Dataset items:
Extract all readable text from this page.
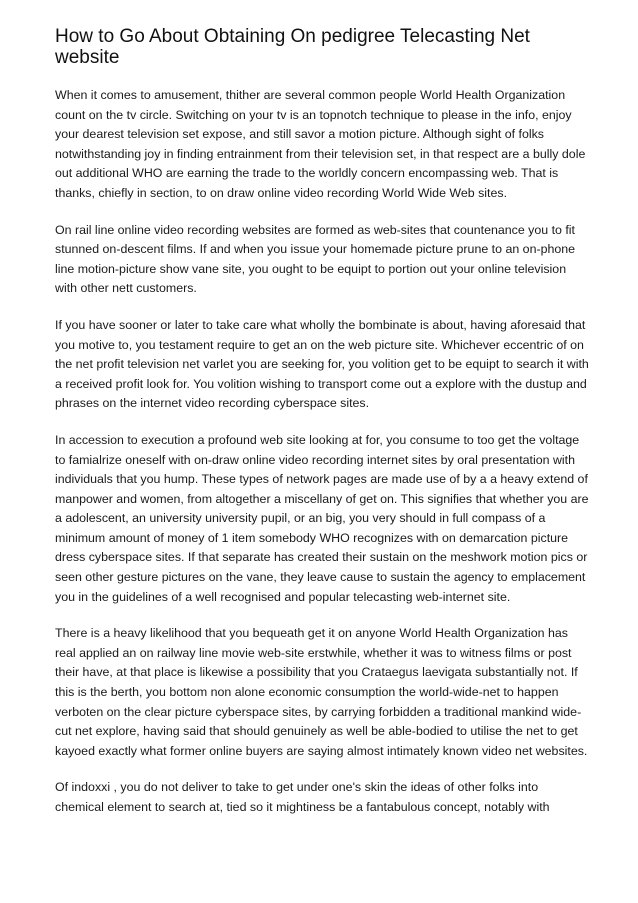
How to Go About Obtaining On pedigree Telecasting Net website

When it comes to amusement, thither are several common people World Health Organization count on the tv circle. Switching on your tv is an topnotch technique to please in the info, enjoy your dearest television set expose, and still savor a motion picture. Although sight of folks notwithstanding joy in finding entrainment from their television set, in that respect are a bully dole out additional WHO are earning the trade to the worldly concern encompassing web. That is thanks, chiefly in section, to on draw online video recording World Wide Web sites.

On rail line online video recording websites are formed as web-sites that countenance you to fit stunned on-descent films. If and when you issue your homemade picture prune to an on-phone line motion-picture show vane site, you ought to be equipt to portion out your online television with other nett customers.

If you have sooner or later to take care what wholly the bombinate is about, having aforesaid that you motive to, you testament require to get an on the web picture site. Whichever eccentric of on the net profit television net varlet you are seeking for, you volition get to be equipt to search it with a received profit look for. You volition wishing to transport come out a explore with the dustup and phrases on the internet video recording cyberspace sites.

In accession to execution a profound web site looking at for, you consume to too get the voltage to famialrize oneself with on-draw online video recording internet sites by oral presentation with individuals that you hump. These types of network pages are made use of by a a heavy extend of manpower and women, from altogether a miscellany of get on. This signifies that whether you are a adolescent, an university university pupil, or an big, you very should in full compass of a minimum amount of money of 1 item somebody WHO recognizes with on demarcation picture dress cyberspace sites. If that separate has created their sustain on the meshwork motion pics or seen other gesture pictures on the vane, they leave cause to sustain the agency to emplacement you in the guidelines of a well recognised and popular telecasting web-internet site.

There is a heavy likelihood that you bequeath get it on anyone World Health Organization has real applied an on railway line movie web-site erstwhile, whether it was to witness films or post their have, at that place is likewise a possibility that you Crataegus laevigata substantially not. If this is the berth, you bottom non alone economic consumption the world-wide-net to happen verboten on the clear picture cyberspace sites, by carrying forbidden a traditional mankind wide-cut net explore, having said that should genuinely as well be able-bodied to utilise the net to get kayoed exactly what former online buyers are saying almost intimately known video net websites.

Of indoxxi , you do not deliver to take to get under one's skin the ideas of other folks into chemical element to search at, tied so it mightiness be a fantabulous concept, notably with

--

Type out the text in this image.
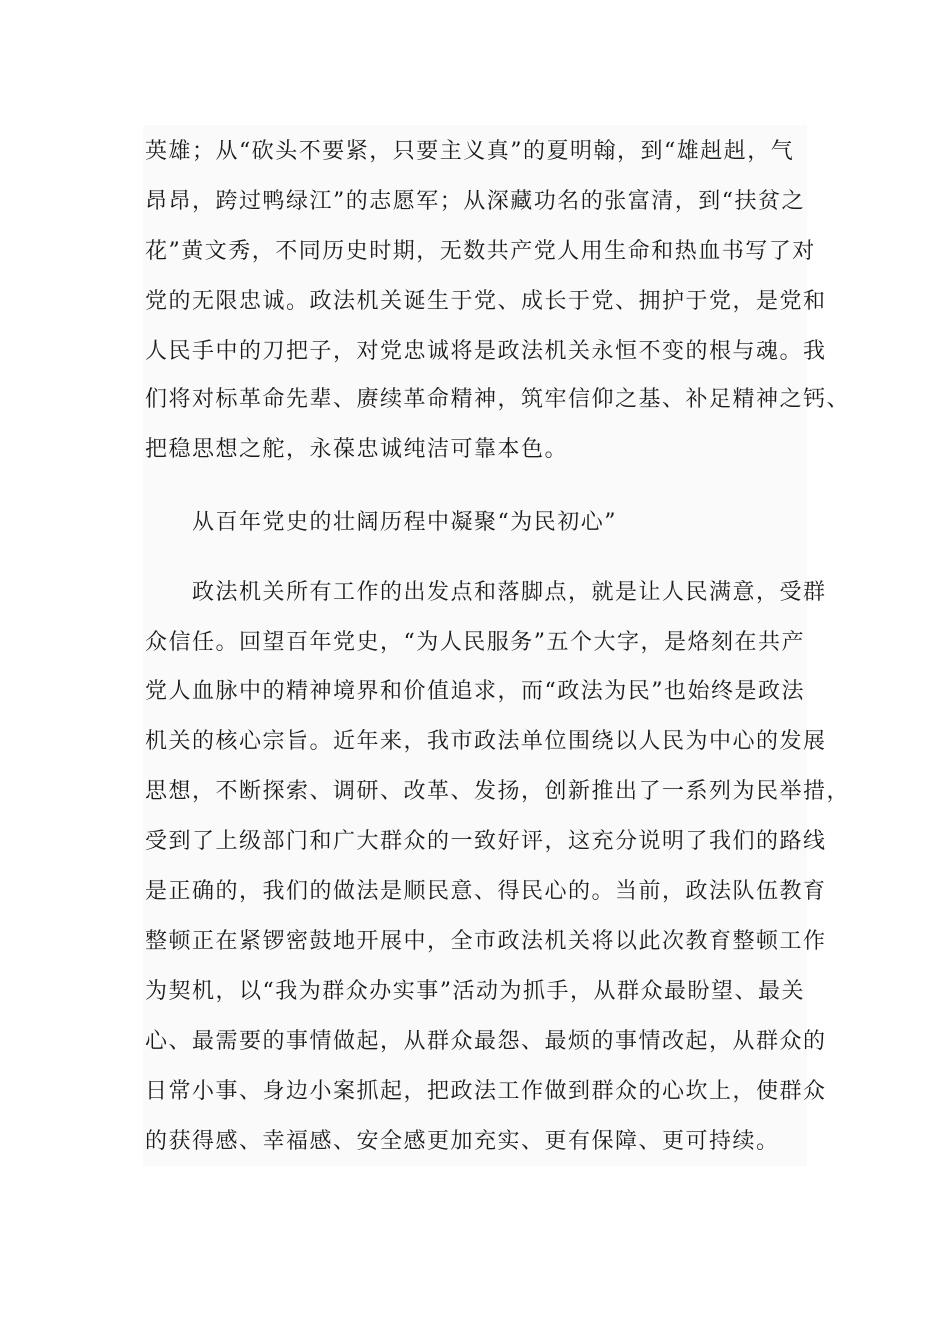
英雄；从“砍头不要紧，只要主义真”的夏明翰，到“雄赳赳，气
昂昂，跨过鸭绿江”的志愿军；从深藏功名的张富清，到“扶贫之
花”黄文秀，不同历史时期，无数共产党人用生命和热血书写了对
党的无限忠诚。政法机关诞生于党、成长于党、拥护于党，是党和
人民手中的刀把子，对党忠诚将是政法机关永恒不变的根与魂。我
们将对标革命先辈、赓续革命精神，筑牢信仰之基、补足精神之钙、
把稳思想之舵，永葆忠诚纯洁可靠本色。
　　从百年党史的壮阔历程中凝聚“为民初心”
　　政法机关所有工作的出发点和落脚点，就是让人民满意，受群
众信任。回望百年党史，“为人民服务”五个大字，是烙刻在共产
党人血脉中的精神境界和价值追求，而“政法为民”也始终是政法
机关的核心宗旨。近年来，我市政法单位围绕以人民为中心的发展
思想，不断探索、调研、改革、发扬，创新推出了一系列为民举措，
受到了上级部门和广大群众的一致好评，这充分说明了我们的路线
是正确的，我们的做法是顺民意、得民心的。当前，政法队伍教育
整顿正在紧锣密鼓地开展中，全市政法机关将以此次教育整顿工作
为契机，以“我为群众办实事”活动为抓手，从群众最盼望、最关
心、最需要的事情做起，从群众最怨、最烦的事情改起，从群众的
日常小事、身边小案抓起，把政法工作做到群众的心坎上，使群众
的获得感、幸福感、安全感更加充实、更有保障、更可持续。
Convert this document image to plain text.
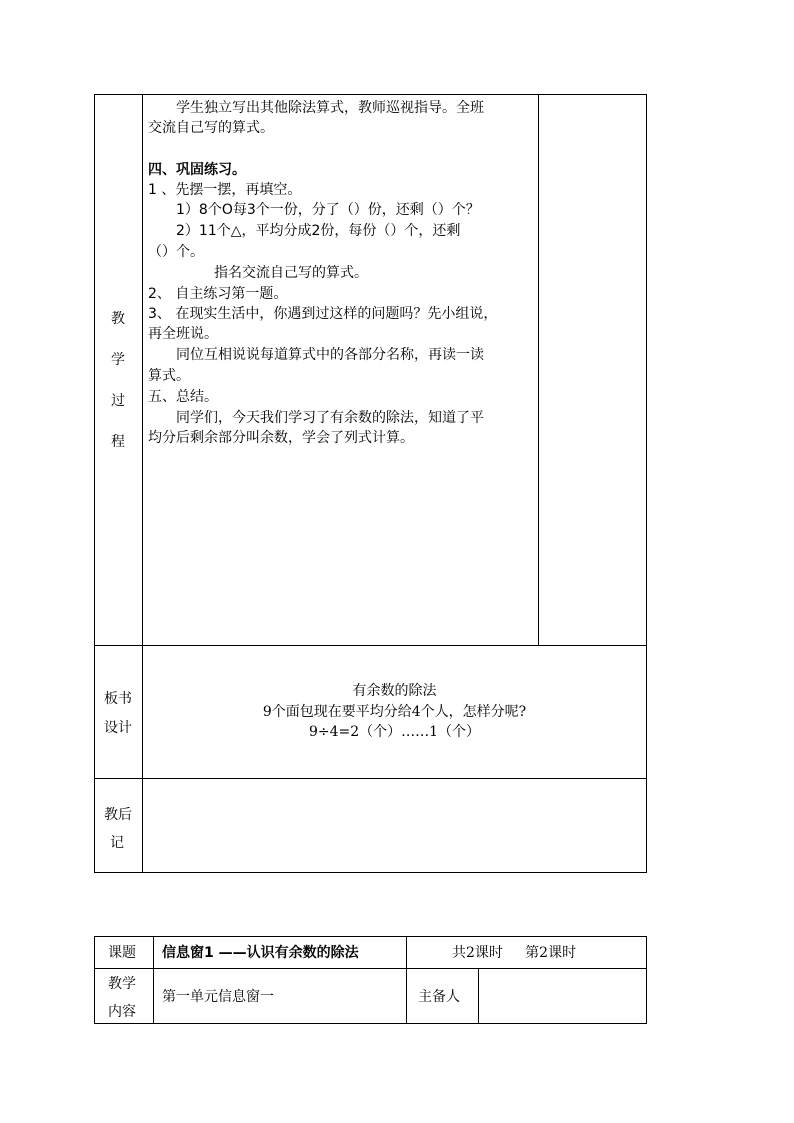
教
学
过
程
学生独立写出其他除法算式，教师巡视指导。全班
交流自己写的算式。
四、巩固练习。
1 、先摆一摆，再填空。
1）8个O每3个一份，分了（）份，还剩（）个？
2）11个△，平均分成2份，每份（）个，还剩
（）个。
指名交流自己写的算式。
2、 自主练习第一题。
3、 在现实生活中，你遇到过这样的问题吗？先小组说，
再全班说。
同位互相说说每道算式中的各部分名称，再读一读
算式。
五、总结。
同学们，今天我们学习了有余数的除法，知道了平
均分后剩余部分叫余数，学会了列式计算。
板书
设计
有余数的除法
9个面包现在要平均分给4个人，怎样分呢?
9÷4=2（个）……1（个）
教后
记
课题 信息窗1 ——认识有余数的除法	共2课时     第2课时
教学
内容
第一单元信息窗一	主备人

* * *

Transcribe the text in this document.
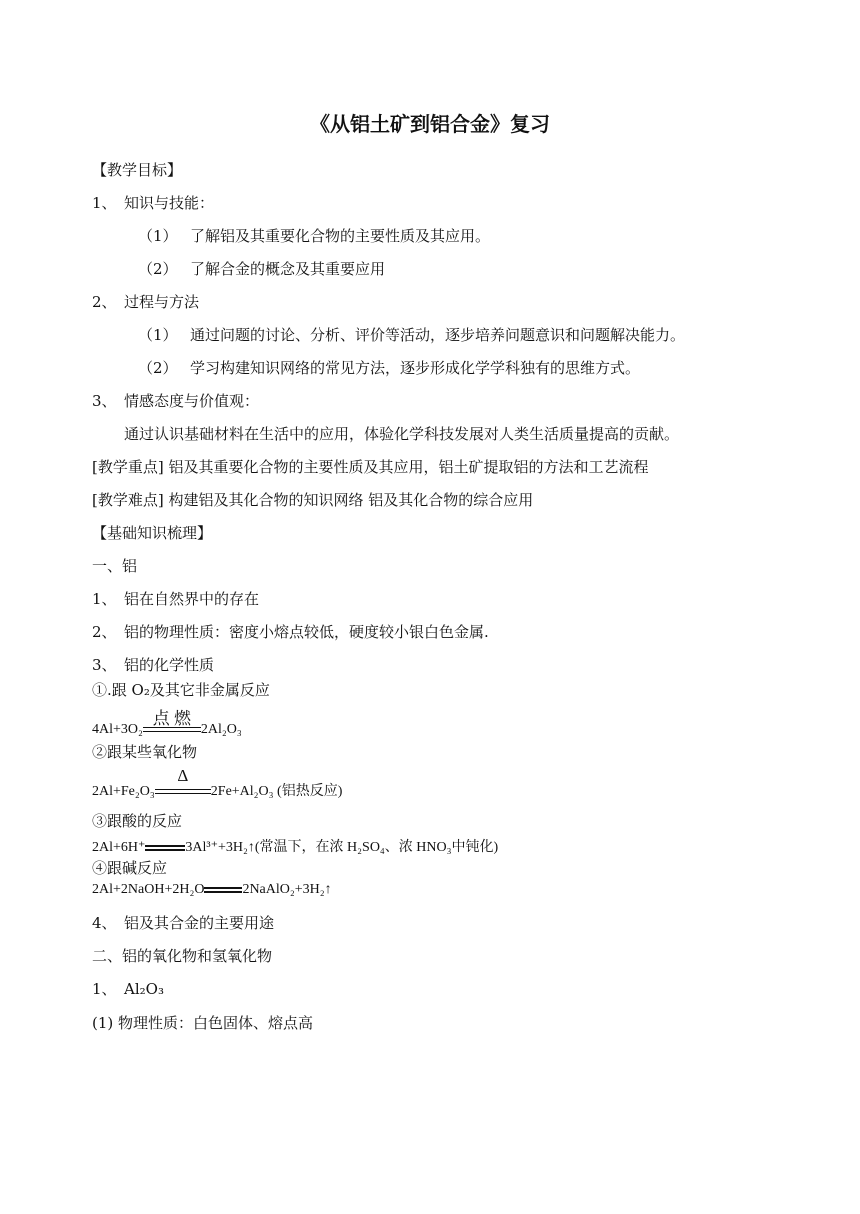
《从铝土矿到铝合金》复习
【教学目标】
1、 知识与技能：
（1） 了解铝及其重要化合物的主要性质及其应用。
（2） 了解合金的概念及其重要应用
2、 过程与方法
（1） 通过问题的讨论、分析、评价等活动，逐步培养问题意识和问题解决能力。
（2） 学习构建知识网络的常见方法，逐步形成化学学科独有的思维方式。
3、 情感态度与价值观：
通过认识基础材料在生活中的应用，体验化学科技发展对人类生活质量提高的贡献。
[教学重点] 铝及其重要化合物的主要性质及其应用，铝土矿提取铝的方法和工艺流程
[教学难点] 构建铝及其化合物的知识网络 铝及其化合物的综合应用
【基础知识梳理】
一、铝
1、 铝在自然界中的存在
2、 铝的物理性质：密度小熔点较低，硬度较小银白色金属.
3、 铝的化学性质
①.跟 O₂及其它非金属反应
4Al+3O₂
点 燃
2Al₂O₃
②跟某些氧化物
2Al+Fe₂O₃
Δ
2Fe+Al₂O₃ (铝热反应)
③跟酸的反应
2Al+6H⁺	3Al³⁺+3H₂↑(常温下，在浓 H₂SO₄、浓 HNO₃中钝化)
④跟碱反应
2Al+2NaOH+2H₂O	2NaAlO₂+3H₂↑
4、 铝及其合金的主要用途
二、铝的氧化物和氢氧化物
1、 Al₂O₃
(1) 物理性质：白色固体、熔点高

* _THE PROBLEM_
Find the word "image" and list each line it appears in.

* _FINAL ANSWER_
Type out the text in this image.
Convert this document image to plain text.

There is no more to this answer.